* Begin Records for processing *

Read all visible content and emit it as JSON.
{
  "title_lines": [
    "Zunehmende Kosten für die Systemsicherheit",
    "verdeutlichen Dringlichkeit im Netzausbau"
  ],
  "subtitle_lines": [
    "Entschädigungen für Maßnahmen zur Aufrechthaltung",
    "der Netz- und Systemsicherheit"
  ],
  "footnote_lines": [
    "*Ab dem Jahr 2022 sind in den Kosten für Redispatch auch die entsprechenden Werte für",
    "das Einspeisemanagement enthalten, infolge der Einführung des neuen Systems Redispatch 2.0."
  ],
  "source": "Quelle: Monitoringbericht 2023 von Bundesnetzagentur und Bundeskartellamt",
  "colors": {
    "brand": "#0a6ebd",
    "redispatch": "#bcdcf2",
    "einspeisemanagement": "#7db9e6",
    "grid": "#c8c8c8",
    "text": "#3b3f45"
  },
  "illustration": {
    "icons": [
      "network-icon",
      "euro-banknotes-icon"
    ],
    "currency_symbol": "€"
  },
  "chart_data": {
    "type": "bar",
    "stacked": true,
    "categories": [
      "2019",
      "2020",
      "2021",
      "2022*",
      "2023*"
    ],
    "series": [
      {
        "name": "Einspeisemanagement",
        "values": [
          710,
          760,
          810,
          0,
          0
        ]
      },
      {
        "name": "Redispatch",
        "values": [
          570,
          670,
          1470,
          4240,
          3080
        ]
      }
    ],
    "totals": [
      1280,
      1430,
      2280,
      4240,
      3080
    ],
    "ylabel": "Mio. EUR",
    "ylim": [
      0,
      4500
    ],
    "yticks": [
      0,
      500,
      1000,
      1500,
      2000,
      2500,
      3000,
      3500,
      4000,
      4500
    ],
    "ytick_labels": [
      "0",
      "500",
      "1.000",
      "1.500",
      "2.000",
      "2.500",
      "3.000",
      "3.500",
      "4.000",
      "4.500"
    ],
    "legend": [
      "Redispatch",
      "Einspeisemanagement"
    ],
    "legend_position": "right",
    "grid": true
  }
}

* End Records for processing *

● **Task**:
Produce an exact copy of every entry above.

● **Written response**:
Read all visible content and emit it as JSON.
{
  "title_lines": [
    "Zunehmende Kosten für die Systemsicherheit",
    "verdeutlichen Dringlichkeit im Netzausbau"
  ],
  "subtitle_lines": [
    "Entschädigungen für Maßnahmen zur Aufrechthaltung",
    "der Netz- und Systemsicherheit"
  ],
  "footnote_lines": [
    "*Ab dem Jahr 2022 sind in den Kosten für Redispatch auch die entsprechenden Werte für",
    "das Einspeisemanagement enthalten, infolge der Einführung des neuen Systems Redispatch 2.0."
  ],
  "source": "Quelle: Monitoringbericht 2023 von Bundesnetzagentur und Bundeskartellamt",
  "colors": {
    "brand": "#0a6ebd",
    "redispatch": "#bcdcf2",
    "einspeisemanagement": "#7db9e6",
    "grid": "#c8c8c8",
    "text": "#3b3f45"
  },
  "illustration": {
    "icons": [
      "network-icon",
      "euro-banknotes-icon"
    ],
    "currency_symbol": "€"
  },
  "chart_data": {
    "type": "bar",
    "stacked": true,
    "categories": [
      "2019",
      "2020",
      "2021",
      "2022*",
      "2023*"
    ],
    "series": [
      {
        "name": "Einspeisemanagement",
        "values": [
          710,
          760,
          810,
          0,
          0
        ]
      },
      {
        "name": "Redispatch",
        "values": [
          570,
          670,
          1470,
          4240,
          3080
        ]
      }
    ],
    "totals": [
      1280,
      1430,
      2280,
      4240,
      3080
    ],
    "ylabel": "Mio. EUR",
    "ylim": [
      0,
      4500
    ],
    "yticks": [
      0,
      500,
      1000,
      1500,
      2000,
      2500,
      3000,
      3500,
      4000,
      4500
    ],
    "ytick_labels": [
      "0",
      "500",
      "1.000",
      "1.500",
      "2.000",
      "2.500",
      "3.000",
      "3.500",
      "4.000",
      "4.500"
    ],
    "legend": [
      "Redispatch",
      "Einspeisemanagement"
    ],
    "legend_position": "right",
    "grid": true
  }
}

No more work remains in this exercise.